## begin Information supplied

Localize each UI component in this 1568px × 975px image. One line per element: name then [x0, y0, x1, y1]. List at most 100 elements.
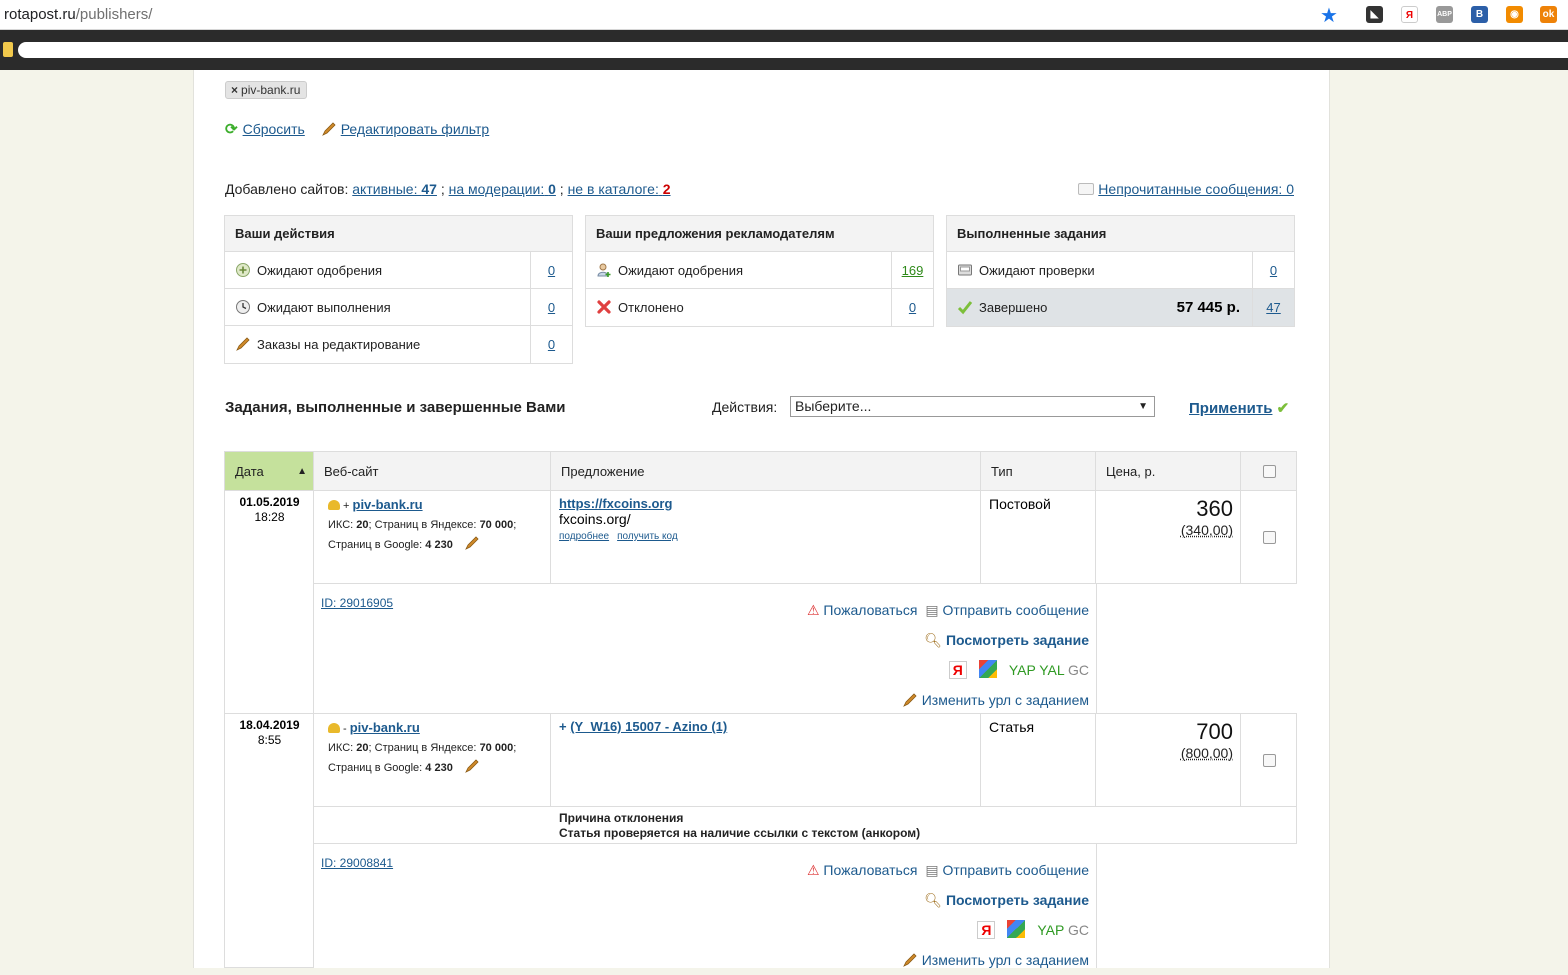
box-row-count[interactable]: 0 — [1270, 263, 1277, 278]
b-icon[interactable]: B — [1471, 6, 1488, 23]
edit-filter-link[interactable]: Редактировать фильтр — [341, 121, 490, 137]
task-id-link[interactable]: ID: 29008841 — [321, 856, 393, 870]
price-value: 700 — [1096, 719, 1233, 745]
box-row-count[interactable]: 0 — [548, 263, 555, 278]
refresh-icon: ⟳ — [225, 120, 238, 138]
yandex-icon[interactable]: Я — [1401, 6, 1418, 23]
checkmark-icon: ✔ — [1277, 400, 1290, 417]
yap-status: YAP — [1009, 662, 1036, 678]
abp-icon[interactable]: ABP — [1436, 6, 1453, 23]
page-content: × piv-bank.ru ⟳ Сбросить Редактировать фил… — [193, 70, 1330, 968]
column-header-date[interactable]: Дата ▲ — [224, 451, 314, 491]
google-value: 4 230 — [425, 539, 453, 551]
select-value: Выберите... — [795, 398, 871, 414]
header-label: Веб-сайт — [324, 464, 378, 479]
google-value: 4 230 — [425, 762, 453, 774]
iks-label: ИКС: — [328, 742, 353, 754]
rejection-text: Статья проверяется на наличие ссылки с т… — [559, 826, 920, 840]
column-header-price[interactable]: Цена, р. — [1095, 451, 1241, 491]
site-link[interactable]: piv-bank.ru — [350, 720, 420, 735]
box-row-label: Ожидают одобрения — [618, 263, 743, 278]
box-title: Ваши предложения рекламодателям — [586, 216, 933, 252]
pencil-icon[interactable] — [464, 535, 480, 551]
apply-link[interactable]: Применить — [1189, 400, 1272, 417]
pencil-icon[interactable] — [464, 758, 480, 774]
browser-toolbar: rotapost.ru/publishers/ ★ ◣ Я ABP B ◉ ok — [0, 0, 1568, 30]
column-header-type[interactable]: Тип — [980, 451, 1096, 491]
active-sites-link[interactable]: активные: 47 — [352, 181, 437, 197]
site-link[interactable]: piv-bank.ru — [353, 497, 423, 512]
box-row-label: Ожидают проверки — [979, 263, 1095, 278]
type-cell: Статья — [980, 713, 1096, 807]
pencil-icon — [321, 121, 337, 137]
folder-icon[interactable] — [3, 42, 13, 57]
moderation-sites-link[interactable]: на модерации: 0 — [449, 181, 556, 197]
get-code-link[interactable]: получить код — [617, 531, 678, 542]
box-title: Выполненные задания — [947, 216, 1294, 252]
change-url-link[interactable]: Изменить урл с заданием — [922, 952, 1089, 968]
google-icon[interactable] — [1007, 920, 1025, 938]
your-actions-box: Ваши действия Ожидают одобрения 0 Ожидаю… — [224, 215, 573, 364]
box-row-count[interactable]: 0 — [909, 300, 916, 315]
box-row-count[interactable]: 0 — [548, 300, 555, 315]
column-header-select — [1240, 451, 1297, 491]
google-icon[interactable] — [979, 660, 997, 678]
address-bar[interactable]: rotapost.ru/publishers/ — [4, 6, 152, 23]
checkmark-icon — [957, 299, 973, 315]
view-task-link[interactable]: Посмотреть задание — [946, 892, 1089, 908]
ok-icon[interactable]: ok — [1540, 6, 1557, 23]
actions-select[interactable]: Выберите... ▼ — [790, 396, 1155, 417]
box-title: Ваши действия — [225, 216, 572, 252]
apply-button[interactable]: Применить ✔ — [1189, 399, 1289, 417]
filter-tag-label: piv-bank.ru — [241, 83, 300, 97]
offer-link[interactable]: https://fxcoins.org — [559, 496, 672, 511]
document-icon: ▤ — [925, 862, 938, 878]
unread-messages-link[interactable]: Непрочитанные сообщения: 0 — [1098, 181, 1294, 197]
box-row-count[interactable]: 0 — [548, 337, 555, 352]
complain-link[interactable]: Пожаловаться — [823, 862, 917, 878]
not-catalog-link[interactable]: не в каталоге: 2 — [568, 181, 671, 197]
box-row-count[interactable]: 47 — [1266, 300, 1280, 315]
pencil-icon — [902, 952, 918, 968]
box-row: Отклонено 0 — [586, 289, 933, 326]
pencil-icon — [235, 336, 251, 352]
checkbox-cell — [1240, 713, 1297, 807]
row-checkbox[interactable] — [1263, 531, 1276, 544]
yandex-label: ; Страниц в Яндексе: — [369, 519, 477, 531]
row-checkbox[interactable] — [1263, 754, 1276, 767]
offer-sign: + — [559, 719, 567, 734]
completed-tasks-box: Выполненные задания Ожидают проверки 0 З… — [946, 215, 1295, 327]
offer-link[interactable]: (Y_W16) 15007 - Azino (1) — [570, 719, 727, 734]
task-id-link[interactable]: ID: 29016905 — [321, 596, 393, 610]
column-header-offer[interactable]: Предложение — [550, 451, 981, 491]
vk-icon[interactable]: ◣ — [1366, 6, 1383, 23]
row-time: 8:55 — [258, 733, 281, 747]
chevron-down-icon: ▼ — [1138, 397, 1148, 416]
unread-messages: Непрочитанные сообщения: 0 — [1078, 181, 1294, 197]
yandex-icon[interactable]: Я — [949, 661, 967, 679]
iks-label: ИКС: — [328, 519, 353, 531]
complain-link[interactable]: Пожаловаться — [823, 602, 917, 618]
filter-tag[interactable]: × piv-bank.ru — [225, 81, 307, 99]
view-task-link[interactable]: Посмотреть задание — [946, 632, 1089, 648]
heart-icon — [328, 500, 340, 510]
send-message-link[interactable]: Отправить сообщение — [942, 862, 1089, 878]
not-catalog-count: 2 — [663, 181, 671, 197]
box-row-label: Ожидают выполнения — [257, 300, 391, 315]
select-all-checkbox[interactable] — [1263, 465, 1276, 478]
bookmarks-strip — [18, 42, 1568, 58]
change-url-link[interactable]: Изменить урл с заданием — [922, 692, 1089, 708]
yandex-icon[interactable]: Я — [977, 921, 995, 939]
column-header-website[interactable]: Веб-сайт — [313, 451, 551, 491]
warning-icon: ⚠ — [807, 862, 820, 878]
box-row-count[interactable]: 169 — [902, 263, 924, 278]
bookmark-star-icon[interactable]: ★ — [1320, 3, 1338, 28]
reset-link[interactable]: Сбросить — [243, 121, 305, 137]
gc-status: GC — [1068, 922, 1089, 938]
pencil-icon — [902, 692, 918, 708]
rss-icon[interactable]: ◉ — [1506, 6, 1523, 23]
close-icon[interactable]: × — [231, 83, 238, 97]
more-link[interactable]: подробнее — [559, 531, 609, 542]
send-message-link[interactable]: Отправить сообщение — [942, 602, 1089, 618]
heart-icon — [328, 723, 340, 733]
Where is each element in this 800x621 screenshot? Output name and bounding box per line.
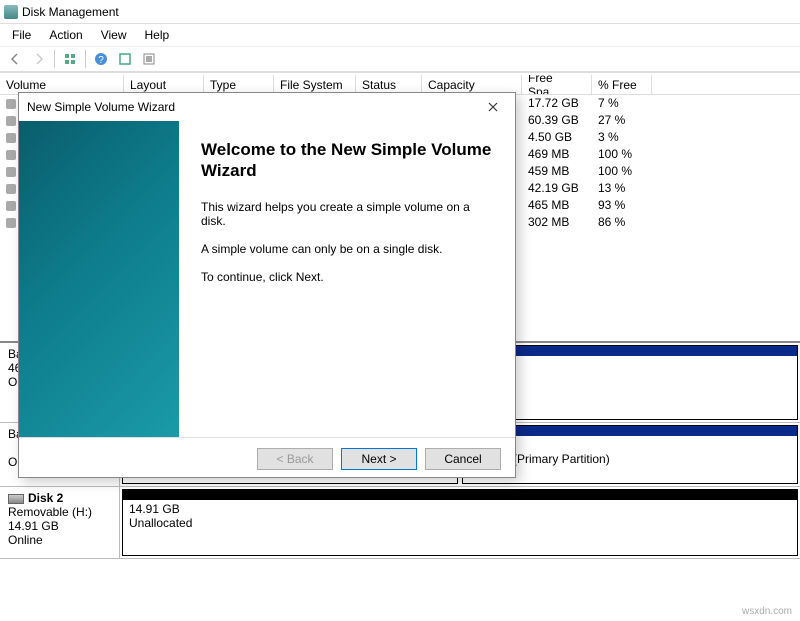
cell-freespace: 302 MB xyxy=(522,214,592,231)
volume-size: 14.91 GB xyxy=(129,502,791,516)
menubar: File Action View Help xyxy=(0,24,800,46)
volume-icon xyxy=(6,150,16,160)
window-titlebar: Disk Management xyxy=(0,0,800,24)
disk-type: Removable (H:) xyxy=(8,505,111,519)
wizard-text: A simple volume can only be on a single … xyxy=(201,242,493,256)
cell-freespace: 17.72 GB xyxy=(522,95,592,112)
cell-freespace: 469 MB xyxy=(522,146,592,163)
wizard-heading: Welcome to the New Simple Volume Wizard xyxy=(201,139,493,182)
cell-freespace: 60.39 GB xyxy=(522,112,592,129)
disk-name: Disk 2 xyxy=(28,491,63,505)
cell-freespace: 465 MB xyxy=(522,197,592,214)
cell-freespace: 42.19 GB xyxy=(522,180,592,197)
cell-pctfree: 3 % xyxy=(592,129,652,146)
volume-icon xyxy=(6,133,16,143)
cancel-button[interactable]: Cancel xyxy=(425,448,501,470)
volume-icon xyxy=(6,167,16,177)
refresh-button[interactable] xyxy=(114,48,136,70)
wizard-text: This wizard helps you create a simple vo… xyxy=(201,200,493,228)
cell-freespace: 459 MB xyxy=(522,163,592,180)
cell-pctfree: 7 % xyxy=(592,95,652,112)
volume-box[interactable]: 14.91 GB Unallocated xyxy=(122,489,798,556)
volume-color-bar xyxy=(123,490,797,500)
disk-icon xyxy=(8,494,24,504)
cell-pctfree: 27 % xyxy=(592,112,652,129)
cell-freespace: 4.50 GB xyxy=(522,129,592,146)
toolbar-separator xyxy=(85,50,86,68)
forward-button[interactable] xyxy=(28,48,50,70)
wizard-titlebar: New Simple Volume Wizard xyxy=(19,93,515,121)
wizard-title: New Simple Volume Wizard xyxy=(27,100,175,114)
disk-row: Disk 2 Removable (H:) 14.91 GB Online 14… xyxy=(0,487,800,559)
volume-icon xyxy=(6,184,16,194)
volume-icon xyxy=(6,201,16,211)
wizard-content: Welcome to the New Simple Volume Wizard … xyxy=(179,121,515,437)
svg-text:?: ? xyxy=(98,55,104,66)
disk-info: Disk 2 Removable (H:) 14.91 GB Online xyxy=(0,487,120,558)
cell-pctfree: 93 % xyxy=(592,197,652,214)
close-icon xyxy=(488,102,498,112)
watermark: wsxdn.com xyxy=(742,606,792,617)
menu-file[interactable]: File xyxy=(4,26,39,44)
disk-volumes: 14.91 GB Unallocated xyxy=(120,487,800,558)
close-button[interactable] xyxy=(479,96,507,118)
cell-pctfree: 100 % xyxy=(592,163,652,180)
back-button[interactable] xyxy=(4,48,26,70)
toolbar-separator xyxy=(54,50,55,68)
wizard-text: To continue, click Next. xyxy=(201,270,493,284)
menu-action[interactable]: Action xyxy=(41,26,90,44)
cell-pctfree: 13 % xyxy=(592,180,652,197)
details-button[interactable] xyxy=(59,48,81,70)
toolbar: ? xyxy=(0,46,800,72)
menu-help[interactable]: Help xyxy=(137,26,178,44)
new-simple-volume-wizard: New Simple Volume Wizard Welcome to the … xyxy=(18,92,516,478)
window-title: Disk Management xyxy=(22,5,119,19)
col-pctfree[interactable]: % Free xyxy=(592,75,652,94)
col-freespace[interactable]: Free Spa... xyxy=(522,75,592,94)
help-button[interactable]: ? xyxy=(90,48,112,70)
app-icon xyxy=(4,5,18,19)
cell-pctfree: 86 % xyxy=(592,214,652,231)
back-button: < Back xyxy=(257,448,333,470)
volume-status: Unallocated xyxy=(129,516,791,530)
wizard-sidebar-image xyxy=(19,121,179,437)
menu-view[interactable]: View xyxy=(93,26,135,44)
volume-icon xyxy=(6,99,16,109)
volume-icon xyxy=(6,218,16,228)
disk-size: 14.91 GB xyxy=(8,519,111,533)
rescan-button[interactable] xyxy=(138,48,160,70)
cell-pctfree: 100 % xyxy=(592,146,652,163)
wizard-button-row: < Back Next > Cancel xyxy=(19,437,515,479)
volume-icon xyxy=(6,116,16,126)
disk-status: Online xyxy=(8,533,111,547)
next-button[interactable]: Next > xyxy=(341,448,417,470)
volume-status: Healthy (Primary Partition) xyxy=(469,452,791,466)
wizard-body: Welcome to the New Simple Volume Wizard … xyxy=(19,121,515,437)
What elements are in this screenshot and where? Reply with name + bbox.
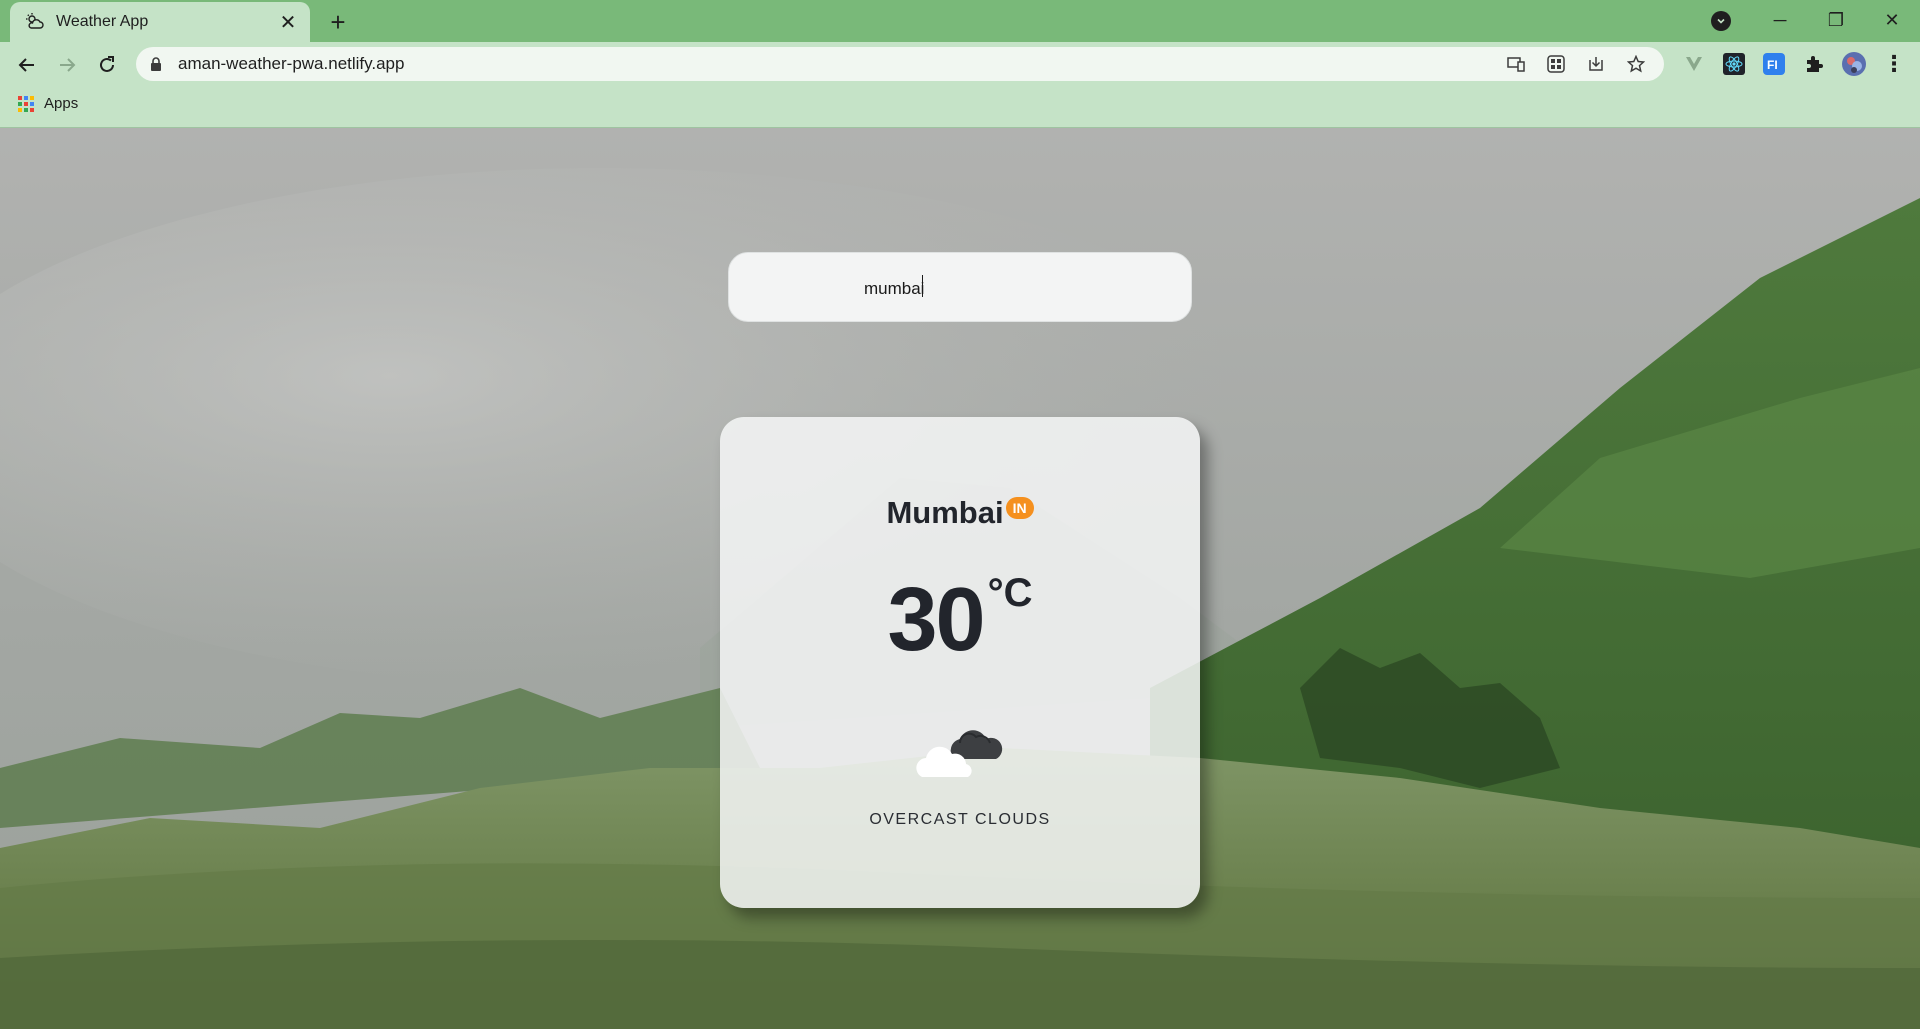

## end Information supplied

> Your task
Extract and repeat every line of the data from the one containing "box-row-count[interactable]: 0 — [1270, 263, 1277, 278]" down to the one containing "yap-status: YAP — [1009, 662, 1036, 678]", both included, exactly as they appear.

> Correct response
box-row-count[interactable]: 0 — [1270, 263, 1277, 278]
b-icon[interactable]: B — [1471, 6, 1488, 23]
edit-filter-link[interactable]: Редактировать фильтр — [341, 121, 490, 137]
task-id-link[interactable]: ID: 29008841 — [321, 856, 393, 870]
price-value: 700 — [1096, 719, 1233, 745]
box-row-count[interactable]: 0 — [548, 263, 555, 278]
refresh-icon: ⟳ — [225, 120, 238, 138]
yandex-icon[interactable]: Я — [1401, 6, 1418, 23]
checkmark-icon: ✔ — [1277, 400, 1290, 417]
yap-status: YAP — [1009, 662, 1036, 678]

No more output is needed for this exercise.